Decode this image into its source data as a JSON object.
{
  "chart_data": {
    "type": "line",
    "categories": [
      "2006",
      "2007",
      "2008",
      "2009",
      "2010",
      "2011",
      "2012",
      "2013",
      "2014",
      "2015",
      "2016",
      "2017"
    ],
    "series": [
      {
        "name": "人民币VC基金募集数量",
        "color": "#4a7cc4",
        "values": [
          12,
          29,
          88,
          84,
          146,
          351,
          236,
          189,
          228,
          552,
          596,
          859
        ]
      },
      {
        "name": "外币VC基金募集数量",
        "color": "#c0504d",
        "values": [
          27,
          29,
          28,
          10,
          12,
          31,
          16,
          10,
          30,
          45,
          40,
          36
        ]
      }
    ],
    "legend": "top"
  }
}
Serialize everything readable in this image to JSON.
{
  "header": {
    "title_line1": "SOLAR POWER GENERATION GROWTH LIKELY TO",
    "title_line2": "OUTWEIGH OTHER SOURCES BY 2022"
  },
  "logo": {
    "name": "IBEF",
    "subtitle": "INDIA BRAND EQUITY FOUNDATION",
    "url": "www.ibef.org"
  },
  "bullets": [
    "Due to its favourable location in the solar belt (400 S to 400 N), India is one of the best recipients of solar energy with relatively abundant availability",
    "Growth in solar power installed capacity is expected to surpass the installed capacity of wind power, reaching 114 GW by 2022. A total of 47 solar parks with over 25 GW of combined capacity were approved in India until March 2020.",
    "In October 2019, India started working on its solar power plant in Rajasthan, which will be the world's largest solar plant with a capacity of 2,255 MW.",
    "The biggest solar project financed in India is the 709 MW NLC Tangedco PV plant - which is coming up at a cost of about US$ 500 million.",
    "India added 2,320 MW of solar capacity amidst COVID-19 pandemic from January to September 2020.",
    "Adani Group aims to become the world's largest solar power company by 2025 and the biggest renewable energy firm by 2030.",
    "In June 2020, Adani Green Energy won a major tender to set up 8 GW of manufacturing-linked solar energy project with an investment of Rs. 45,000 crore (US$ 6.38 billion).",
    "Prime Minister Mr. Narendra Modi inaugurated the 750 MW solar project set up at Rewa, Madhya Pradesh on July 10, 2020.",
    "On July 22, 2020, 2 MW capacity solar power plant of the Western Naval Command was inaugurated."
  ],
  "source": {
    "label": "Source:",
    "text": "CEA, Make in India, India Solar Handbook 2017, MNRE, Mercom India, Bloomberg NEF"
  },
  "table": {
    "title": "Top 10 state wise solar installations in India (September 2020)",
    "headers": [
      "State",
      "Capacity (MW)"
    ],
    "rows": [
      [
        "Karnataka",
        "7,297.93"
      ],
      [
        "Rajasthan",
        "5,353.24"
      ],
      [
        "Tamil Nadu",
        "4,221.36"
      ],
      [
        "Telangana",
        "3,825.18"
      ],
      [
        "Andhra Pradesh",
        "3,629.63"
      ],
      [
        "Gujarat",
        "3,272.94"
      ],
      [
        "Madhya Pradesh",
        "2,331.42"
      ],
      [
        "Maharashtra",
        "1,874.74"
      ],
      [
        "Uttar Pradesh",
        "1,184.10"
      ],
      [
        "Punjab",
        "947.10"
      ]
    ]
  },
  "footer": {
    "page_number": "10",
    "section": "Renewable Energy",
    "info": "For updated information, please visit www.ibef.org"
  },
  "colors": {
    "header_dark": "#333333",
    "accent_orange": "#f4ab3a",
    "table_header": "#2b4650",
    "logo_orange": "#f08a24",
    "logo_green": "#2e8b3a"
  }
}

= = = =

> **EXERCISE DIRECTIONS**:
Write only the number of lines in the records that include the word "September".

> **WRITTEN SOLUTION**:
2